___ RECORDS FOR PROCESSING ___

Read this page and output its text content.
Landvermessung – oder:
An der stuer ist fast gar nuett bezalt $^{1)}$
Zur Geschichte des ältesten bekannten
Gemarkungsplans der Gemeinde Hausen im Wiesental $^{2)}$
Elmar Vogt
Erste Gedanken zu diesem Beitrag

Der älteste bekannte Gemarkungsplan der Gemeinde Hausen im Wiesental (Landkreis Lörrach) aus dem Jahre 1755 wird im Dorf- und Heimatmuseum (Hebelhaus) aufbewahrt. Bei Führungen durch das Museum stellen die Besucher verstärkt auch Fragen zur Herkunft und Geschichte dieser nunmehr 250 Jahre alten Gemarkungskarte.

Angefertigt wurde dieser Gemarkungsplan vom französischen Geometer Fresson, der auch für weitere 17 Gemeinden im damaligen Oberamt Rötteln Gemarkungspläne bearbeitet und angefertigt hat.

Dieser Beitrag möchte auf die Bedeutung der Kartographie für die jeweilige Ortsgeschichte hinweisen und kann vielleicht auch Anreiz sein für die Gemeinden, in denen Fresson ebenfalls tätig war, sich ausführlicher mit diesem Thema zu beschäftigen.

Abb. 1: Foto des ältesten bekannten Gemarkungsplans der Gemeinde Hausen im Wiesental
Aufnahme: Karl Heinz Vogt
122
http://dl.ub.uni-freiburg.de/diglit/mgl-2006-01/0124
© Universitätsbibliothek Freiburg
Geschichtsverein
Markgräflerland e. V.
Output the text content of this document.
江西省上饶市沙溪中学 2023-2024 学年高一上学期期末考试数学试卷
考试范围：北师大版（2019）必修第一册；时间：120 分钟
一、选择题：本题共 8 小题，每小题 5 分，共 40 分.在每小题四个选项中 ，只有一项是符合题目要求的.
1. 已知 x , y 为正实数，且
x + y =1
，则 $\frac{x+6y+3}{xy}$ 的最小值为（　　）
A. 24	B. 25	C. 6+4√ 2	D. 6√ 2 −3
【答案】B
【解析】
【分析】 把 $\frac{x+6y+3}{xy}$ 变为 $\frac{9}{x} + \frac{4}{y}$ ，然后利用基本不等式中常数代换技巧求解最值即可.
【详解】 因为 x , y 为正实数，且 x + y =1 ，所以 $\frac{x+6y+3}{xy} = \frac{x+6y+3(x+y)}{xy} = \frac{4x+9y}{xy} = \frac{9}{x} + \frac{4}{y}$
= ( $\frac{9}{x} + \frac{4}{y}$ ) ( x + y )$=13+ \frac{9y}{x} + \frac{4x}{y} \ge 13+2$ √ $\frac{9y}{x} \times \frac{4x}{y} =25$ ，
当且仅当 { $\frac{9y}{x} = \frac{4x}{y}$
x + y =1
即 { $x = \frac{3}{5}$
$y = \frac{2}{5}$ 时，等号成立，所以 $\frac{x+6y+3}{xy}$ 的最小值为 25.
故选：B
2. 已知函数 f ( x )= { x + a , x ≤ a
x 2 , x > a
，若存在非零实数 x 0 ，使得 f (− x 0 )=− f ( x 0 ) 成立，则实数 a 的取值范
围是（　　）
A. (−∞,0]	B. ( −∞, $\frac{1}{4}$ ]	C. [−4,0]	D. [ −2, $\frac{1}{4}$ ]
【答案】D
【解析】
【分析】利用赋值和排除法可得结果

___

_JOB:_ Copy the records above exactly.

_FINAL RESULT:_
Read this page and output its text content.
Landvermessung – oder:
An der stuer ist fast gar nuett bezalt $^{1)}$
Zur Geschichte des ältesten bekannten
Gemarkungsplans der Gemeinde Hausen im Wiesental $^{2)}$
Elmar Vogt
Erste Gedanken zu diesem Beitrag

Der älteste bekannte Gemarkungsplan der Gemeinde Hausen im Wiesental (Landkreis Lörrach) aus dem Jahre 1755 wird im Dorf- und Heimatmuseum (Hebelhaus) aufbewahrt. Bei Führungen durch das Museum stellen die Besucher verstärkt auch Fragen zur Herkunft und Geschichte dieser nunmehr 250 Jahre alten Gemarkungskarte.

Angefertigt wurde dieser Gemarkungsplan vom französischen Geometer Fresson, der auch für weitere 17 Gemeinden im damaligen Oberamt Rötteln Gemarkungspläne bearbeitet und angefertigt hat.

Dieser Beitrag möchte auf die Bedeutung der Kartographie für die jeweilige Ortsgeschichte hinweisen und kann vielleicht auch Anreiz sein für die Gemeinden, in denen Fresson ebenfalls tätig war, sich ausführlicher mit diesem Thema zu beschäftigen.

Abb. 1: Foto des ältesten bekannten Gemarkungsplans der Gemeinde Hausen im Wiesental
Aufnahme: Karl Heinz Vogt
122
http://dl.ub.uni-freiburg.de/diglit/mgl-2006-01/0124
© Universitätsbibliothek Freiburg
Geschichtsverein
Markgräflerland e. V.
Output the text content of this document.
江西省上饶市沙溪中学 2023-2024 学年高一上学期期末考试数学试卷
考试范围：北师大版（2019）必修第一册；时间：120 分钟
一、选择题：本题共 8 小题，每小题 5 分，共 40 分.在每小题四个选项中 ，只有一项是符合题目要求的.
1. 已知 x , y 为正实数，且
x + y =1
，则 $\frac{x+6y+3}{xy}$ 的最小值为（　　）
A. 24	B. 25	C. 6+4√ 2	D. 6√ 2 −3
【答案】B
【解析】
【分析】 把 $\frac{x+6y+3}{xy}$ 变为 $\frac{9}{x} + \frac{4}{y}$ ，然后利用基本不等式中常数代换技巧求解最值即可.
【详解】 因为 x , y 为正实数，且 x + y =1 ，所以 $\frac{x+6y+3}{xy} = \frac{x+6y+3(x+y)}{xy} = \frac{4x+9y}{xy} = \frac{9}{x} + \frac{4}{y}$
= ( $\frac{9}{x} + \frac{4}{y}$ ) ( x + y )$=13+ \frac{9y}{x} + \frac{4x}{y} \ge 13+2$ √ $\frac{9y}{x} \times \frac{4x}{y} =25$ ，
当且仅当 { $\frac{9y}{x} = \frac{4x}{y}$
x + y =1
即 { $x = \frac{3}{5}$
$y = \frac{2}{5}$ 时，等号成立，所以 $\frac{x+6y+3}{xy}$ 的最小值为 25.
故选：B
2. 已知函数 f ( x )= { x + a , x ≤ a
x 2 , x > a
，若存在非零实数 x 0 ，使得 f (− x 0 )=− f ( x 0 ) 成立，则实数 a 的取值范
围是（　　）
A. (−∞,0]	B. ( −∞, $\frac{1}{4}$ ]	C. [−4,0]	D. [ −2, $\frac{1}{4}$ ]
【答案】D
【解析】
【分析】利用赋值和排除法可得结果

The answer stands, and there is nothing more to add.